### [Given task]
For the material that follows, list every line containing the word "типа".

======== Dataset extract ========

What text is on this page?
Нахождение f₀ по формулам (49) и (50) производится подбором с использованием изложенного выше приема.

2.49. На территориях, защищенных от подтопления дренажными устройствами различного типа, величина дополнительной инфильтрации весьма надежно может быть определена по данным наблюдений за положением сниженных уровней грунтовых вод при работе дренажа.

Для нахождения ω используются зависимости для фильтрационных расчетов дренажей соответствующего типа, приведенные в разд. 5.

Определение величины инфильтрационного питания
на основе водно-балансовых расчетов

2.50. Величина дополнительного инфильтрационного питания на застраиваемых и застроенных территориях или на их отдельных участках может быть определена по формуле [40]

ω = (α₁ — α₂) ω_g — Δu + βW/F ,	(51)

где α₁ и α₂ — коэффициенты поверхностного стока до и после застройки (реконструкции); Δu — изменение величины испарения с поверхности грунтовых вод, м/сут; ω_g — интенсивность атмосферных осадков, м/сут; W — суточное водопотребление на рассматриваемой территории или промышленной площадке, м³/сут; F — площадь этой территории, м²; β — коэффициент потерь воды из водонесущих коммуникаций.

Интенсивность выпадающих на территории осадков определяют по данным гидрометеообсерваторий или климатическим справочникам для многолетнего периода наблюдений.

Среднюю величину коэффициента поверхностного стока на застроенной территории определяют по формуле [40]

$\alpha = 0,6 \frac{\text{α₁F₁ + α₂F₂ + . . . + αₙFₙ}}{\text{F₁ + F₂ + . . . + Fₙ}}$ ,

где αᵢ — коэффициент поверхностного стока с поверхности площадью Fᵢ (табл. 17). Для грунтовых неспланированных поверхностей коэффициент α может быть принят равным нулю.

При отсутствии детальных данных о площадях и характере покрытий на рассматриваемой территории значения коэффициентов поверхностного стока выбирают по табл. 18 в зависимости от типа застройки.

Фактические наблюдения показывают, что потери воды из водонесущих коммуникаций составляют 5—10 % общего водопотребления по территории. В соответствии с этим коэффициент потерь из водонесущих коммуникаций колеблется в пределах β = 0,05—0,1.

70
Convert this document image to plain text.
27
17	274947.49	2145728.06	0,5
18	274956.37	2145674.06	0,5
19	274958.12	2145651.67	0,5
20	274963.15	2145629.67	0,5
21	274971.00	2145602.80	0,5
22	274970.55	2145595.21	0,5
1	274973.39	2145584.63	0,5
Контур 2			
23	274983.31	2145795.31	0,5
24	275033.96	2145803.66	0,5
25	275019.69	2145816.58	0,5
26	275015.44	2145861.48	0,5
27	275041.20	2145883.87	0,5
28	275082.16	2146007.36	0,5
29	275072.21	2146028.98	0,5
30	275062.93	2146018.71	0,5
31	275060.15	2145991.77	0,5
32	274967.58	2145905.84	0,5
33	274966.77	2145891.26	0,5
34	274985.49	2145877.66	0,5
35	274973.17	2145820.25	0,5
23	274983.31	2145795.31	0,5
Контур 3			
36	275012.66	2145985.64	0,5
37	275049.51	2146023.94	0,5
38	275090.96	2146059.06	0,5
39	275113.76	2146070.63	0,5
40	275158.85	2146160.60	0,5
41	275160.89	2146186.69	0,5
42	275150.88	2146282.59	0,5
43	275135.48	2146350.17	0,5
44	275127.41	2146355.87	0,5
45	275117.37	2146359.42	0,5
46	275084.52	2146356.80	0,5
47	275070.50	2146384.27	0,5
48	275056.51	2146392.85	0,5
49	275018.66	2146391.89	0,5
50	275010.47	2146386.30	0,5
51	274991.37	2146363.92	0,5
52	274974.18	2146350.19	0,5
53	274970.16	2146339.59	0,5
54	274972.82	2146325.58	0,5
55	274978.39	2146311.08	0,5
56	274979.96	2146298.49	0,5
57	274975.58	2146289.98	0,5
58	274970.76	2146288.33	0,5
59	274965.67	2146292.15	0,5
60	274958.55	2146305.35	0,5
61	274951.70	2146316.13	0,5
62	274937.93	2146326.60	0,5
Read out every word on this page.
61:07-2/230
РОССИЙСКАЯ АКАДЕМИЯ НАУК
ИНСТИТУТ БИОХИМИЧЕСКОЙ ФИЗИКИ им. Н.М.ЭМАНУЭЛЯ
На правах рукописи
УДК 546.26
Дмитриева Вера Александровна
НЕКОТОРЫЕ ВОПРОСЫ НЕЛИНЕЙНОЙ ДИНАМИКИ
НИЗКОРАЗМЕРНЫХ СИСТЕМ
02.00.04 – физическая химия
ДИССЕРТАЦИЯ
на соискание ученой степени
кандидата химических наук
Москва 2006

========

### [Solution]
2.49. На территориях, защищенных от подтопления дренажными устройствами различного типа, величина дополнительной инфильтрации весьма надежно может быть определена по данным наблюдений за положением сниженных уровней грунтовых вод при работе дренажа.
Для нахождения ω используются зависимости для фильтрационных расчетов дренажей соответствующего типа, приведенные в разд. 5.
При отсутствии детальных данных о площадях и характере покрытий на рассматриваемой территории значения коэффициентов поверхностного стока выбирают по табл. 18 в зависимости от типа застройки.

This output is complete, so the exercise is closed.